Written request =>
Quote every line of the material beneath this one.

Data items
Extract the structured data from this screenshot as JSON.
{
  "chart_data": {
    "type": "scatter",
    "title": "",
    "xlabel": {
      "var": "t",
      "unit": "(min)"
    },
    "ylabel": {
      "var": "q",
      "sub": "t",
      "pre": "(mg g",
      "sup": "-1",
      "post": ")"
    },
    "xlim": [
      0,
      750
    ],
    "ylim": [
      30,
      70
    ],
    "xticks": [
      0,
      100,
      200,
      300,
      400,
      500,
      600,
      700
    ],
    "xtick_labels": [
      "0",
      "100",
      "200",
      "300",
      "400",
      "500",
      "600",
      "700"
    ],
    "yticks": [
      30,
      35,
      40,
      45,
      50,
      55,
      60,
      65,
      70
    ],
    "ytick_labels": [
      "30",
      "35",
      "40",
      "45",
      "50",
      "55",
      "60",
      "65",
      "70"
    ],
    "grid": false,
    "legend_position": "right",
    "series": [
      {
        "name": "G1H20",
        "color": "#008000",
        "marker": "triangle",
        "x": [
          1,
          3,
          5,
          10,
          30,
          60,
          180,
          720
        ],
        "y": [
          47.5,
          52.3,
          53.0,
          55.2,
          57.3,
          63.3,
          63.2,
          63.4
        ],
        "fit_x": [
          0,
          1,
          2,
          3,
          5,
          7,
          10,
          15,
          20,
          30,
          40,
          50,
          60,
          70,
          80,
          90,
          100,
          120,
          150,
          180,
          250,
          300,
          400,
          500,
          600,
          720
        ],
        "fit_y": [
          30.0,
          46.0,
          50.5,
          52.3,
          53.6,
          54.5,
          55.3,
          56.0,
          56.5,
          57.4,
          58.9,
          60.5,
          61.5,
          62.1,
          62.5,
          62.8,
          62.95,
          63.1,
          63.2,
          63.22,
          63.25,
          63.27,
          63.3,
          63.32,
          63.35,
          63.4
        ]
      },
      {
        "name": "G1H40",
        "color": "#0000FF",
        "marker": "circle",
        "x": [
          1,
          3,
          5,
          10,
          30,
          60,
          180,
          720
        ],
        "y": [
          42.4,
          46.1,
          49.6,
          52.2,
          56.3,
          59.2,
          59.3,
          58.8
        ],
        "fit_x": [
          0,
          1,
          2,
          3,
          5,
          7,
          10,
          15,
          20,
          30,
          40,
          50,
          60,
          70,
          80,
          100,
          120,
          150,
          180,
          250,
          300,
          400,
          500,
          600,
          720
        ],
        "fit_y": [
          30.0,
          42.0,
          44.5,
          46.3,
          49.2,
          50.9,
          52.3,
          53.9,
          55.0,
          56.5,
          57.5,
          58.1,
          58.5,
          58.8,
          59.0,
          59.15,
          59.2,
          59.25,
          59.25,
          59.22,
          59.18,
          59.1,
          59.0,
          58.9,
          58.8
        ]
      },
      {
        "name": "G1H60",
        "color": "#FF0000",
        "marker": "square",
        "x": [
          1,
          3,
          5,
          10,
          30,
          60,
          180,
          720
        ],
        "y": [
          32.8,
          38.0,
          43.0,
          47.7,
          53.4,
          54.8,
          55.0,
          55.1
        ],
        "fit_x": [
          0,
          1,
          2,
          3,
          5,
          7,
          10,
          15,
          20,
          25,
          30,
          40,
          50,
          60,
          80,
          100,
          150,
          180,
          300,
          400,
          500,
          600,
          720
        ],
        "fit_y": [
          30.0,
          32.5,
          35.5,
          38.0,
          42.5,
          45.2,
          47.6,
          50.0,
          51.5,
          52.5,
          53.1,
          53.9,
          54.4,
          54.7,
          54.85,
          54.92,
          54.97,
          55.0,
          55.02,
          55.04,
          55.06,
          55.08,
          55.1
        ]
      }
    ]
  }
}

Result of this task =>
Extract the structured data from this screenshot as JSON.
{
  "chart_data": {
    "type": "scatter",
    "title": "",
    "xlabel": {
      "var": "t",
      "unit": "(min)"
    },
    "ylabel": {
      "var": "q",
      "sub": "t",
      "pre": "(mg g",
      "sup": "-1",
      "post": ")"
    },
    "xlim": [
      0,
      750
    ],
    "ylim": [
      30,
      70
    ],
    "xticks": [
      0,
      100,
      200,
      300,
      400,
      500,
      600,
      700
    ],
    "xtick_labels": [
      "0",
      "100",
      "200",
      "300",
      "400",
      "500",
      "600",
      "700"
    ],
    "yticks": [
      30,
      35,
      40,
      45,
      50,
      55,
      60,
      65,
      70
    ],
    "ytick_labels": [
      "30",
      "35",
      "40",
      "45",
      "50",
      "55",
      "60",
      "65",
      "70"
    ],
    "grid": false,
    "legend_position": "right",
    "series": [
      {
        "name": "G1H20",
        "color": "#008000",
        "marker": "triangle",
        "x": [
          1,
          3,
          5,
          10,
          30,
          60,
          180,
          720
        ],
        "y": [
          47.5,
          52.3,
          53.0,
          55.2,
          57.3,
          63.3,
          63.2,
          63.4
        ],
        "fit_x": [
          0,
          1,
          2,
          3,
          5,
          7,
          10,
          15,
          20,
          30,
          40,
          50,
          60,
          70,
          80,
          90,
          100,
          120,
          150,
          180,
          250,
          300,
          400,
          500,
          600,
          720
        ],
        "fit_y": [
          30.0,
          46.0,
          50.5,
          52.3,
          53.6,
          54.5,
          55.3,
          56.0,
          56.5,
          57.4,
          58.9,
          60.5,
          61.5,
          62.1,
          62.5,
          62.8,
          62.95,
          63.1,
          63.2,
          63.22,
          63.25,
          63.27,
          63.3,
          63.32,
          63.35,
          63.4
        ]
      },
      {
        "name": "G1H40",
        "color": "#0000FF",
        "marker": "circle",
        "x": [
          1,
          3,
          5,
          10,
          30,
          60,
          180,
          720
        ],
        "y": [
          42.4,
          46.1,
          49.6,
          52.2,
          56.3,
          59.2,
          59.3,
          58.8
        ],
        "fit_x": [
          0,
          1,
          2,
          3,
          5,
          7,
          10,
          15,
          20,
          30,
          40,
          50,
          60,
          70,
          80,
          100,
          120,
          150,
          180,
          250,
          300,
          400,
          500,
          600,
          720
        ],
        "fit_y": [
          30.0,
          42.0,
          44.5,
          46.3,
          49.2,
          50.9,
          52.3,
          53.9,
          55.0,
          56.5,
          57.5,
          58.1,
          58.5,
          58.8,
          59.0,
          59.15,
          59.2,
          59.25,
          59.25,
          59.22,
          59.18,
          59.1,
          59.0,
          58.9,
          58.8
        ]
      },
      {
        "name": "G1H60",
        "color": "#FF0000",
        "marker": "square",
        "x": [
          1,
          3,
          5,
          10,
          30,
          60,
          180,
          720
        ],
        "y": [
          32.8,
          38.0,
          43.0,
          47.7,
          53.4,
          54.8,
          55.0,
          55.1
        ],
        "fit_x": [
          0,
          1,
          2,
          3,
          5,
          7,
          10,
          15,
          20,
          25,
          30,
          40,
          50,
          60,
          80,
          100,
          150,
          180,
          300,
          400,
          500,
          600,
          720
        ],
        "fit_y": [
          30.0,
          32.5,
          35.5,
          38.0,
          42.5,
          45.2,
          47.6,
          50.0,
          51.5,
          52.5,
          53.1,
          53.9,
          54.4,
          54.7,
          54.85,
          54.92,
          54.97,
          55.0,
          55.02,
          55.04,
          55.06,
          55.08,
          55.1
        ]
      }
    ]
  }
}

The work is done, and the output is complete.